##### Given records
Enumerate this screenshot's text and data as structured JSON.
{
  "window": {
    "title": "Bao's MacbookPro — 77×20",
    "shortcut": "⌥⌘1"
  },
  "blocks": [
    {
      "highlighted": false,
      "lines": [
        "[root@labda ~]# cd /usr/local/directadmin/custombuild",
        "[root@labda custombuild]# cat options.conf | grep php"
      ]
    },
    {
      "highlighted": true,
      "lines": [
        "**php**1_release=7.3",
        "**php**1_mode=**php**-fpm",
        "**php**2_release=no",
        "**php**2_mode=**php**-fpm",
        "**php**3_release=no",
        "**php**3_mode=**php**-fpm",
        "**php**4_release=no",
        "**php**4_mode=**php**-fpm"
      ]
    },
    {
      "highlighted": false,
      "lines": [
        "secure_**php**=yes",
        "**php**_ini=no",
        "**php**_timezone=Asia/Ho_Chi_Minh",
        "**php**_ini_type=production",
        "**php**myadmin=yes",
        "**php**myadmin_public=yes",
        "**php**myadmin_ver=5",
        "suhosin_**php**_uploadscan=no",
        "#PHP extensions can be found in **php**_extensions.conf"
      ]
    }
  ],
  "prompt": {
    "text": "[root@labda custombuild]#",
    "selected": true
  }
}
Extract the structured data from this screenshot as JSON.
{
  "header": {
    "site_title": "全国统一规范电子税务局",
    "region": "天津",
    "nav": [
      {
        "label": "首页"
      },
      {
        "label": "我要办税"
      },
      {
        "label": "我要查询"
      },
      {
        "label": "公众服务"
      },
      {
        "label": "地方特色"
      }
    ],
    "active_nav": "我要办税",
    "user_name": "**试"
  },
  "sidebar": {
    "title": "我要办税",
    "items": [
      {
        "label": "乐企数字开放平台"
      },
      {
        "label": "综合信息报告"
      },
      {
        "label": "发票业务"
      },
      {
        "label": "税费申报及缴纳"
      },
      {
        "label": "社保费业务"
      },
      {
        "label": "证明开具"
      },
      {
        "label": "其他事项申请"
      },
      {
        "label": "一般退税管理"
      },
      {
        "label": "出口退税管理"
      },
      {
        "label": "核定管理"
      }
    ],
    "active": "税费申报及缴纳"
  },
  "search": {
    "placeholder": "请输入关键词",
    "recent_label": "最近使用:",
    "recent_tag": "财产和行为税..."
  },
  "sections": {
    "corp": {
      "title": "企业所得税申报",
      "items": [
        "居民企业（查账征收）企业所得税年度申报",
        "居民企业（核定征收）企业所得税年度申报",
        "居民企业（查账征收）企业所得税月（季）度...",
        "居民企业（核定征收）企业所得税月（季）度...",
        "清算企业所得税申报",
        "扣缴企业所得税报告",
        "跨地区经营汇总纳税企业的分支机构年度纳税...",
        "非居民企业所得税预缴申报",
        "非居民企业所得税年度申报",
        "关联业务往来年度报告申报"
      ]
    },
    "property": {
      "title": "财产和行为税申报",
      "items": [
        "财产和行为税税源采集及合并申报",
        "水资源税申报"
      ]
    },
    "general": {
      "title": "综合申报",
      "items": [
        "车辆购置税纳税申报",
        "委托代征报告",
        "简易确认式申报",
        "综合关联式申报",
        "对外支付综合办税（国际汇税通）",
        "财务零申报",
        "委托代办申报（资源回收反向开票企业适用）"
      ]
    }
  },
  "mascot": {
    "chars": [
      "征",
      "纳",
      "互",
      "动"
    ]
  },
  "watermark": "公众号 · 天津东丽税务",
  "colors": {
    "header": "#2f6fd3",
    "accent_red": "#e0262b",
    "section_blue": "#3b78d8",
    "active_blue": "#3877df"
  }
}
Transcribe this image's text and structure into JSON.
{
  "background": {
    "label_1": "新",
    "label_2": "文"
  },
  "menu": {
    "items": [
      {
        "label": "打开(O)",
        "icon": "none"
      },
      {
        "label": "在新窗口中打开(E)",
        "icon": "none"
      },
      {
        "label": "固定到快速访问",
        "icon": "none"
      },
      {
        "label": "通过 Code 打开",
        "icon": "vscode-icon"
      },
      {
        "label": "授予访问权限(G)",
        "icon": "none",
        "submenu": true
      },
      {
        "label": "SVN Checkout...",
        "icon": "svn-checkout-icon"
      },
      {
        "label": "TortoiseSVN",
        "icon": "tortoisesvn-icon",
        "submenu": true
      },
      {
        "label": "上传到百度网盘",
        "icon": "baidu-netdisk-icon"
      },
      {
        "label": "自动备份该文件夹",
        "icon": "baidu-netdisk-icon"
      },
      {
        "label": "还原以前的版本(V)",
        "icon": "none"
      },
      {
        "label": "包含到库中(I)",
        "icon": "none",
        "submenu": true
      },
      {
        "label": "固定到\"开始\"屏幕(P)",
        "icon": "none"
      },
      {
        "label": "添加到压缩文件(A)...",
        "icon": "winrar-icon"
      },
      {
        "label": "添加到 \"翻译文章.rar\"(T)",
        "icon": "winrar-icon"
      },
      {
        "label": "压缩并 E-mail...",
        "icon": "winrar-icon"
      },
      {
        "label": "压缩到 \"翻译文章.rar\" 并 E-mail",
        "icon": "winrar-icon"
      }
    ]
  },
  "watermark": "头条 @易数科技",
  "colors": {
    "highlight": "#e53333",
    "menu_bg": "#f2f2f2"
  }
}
##########
- [Problem description]: Track down every line holding the string "screenshot" and copy it.

- [Task solution]:
Enumerate this screenshot's text and data as structured JSON.
Extract the structured data from this screenshot as JSON.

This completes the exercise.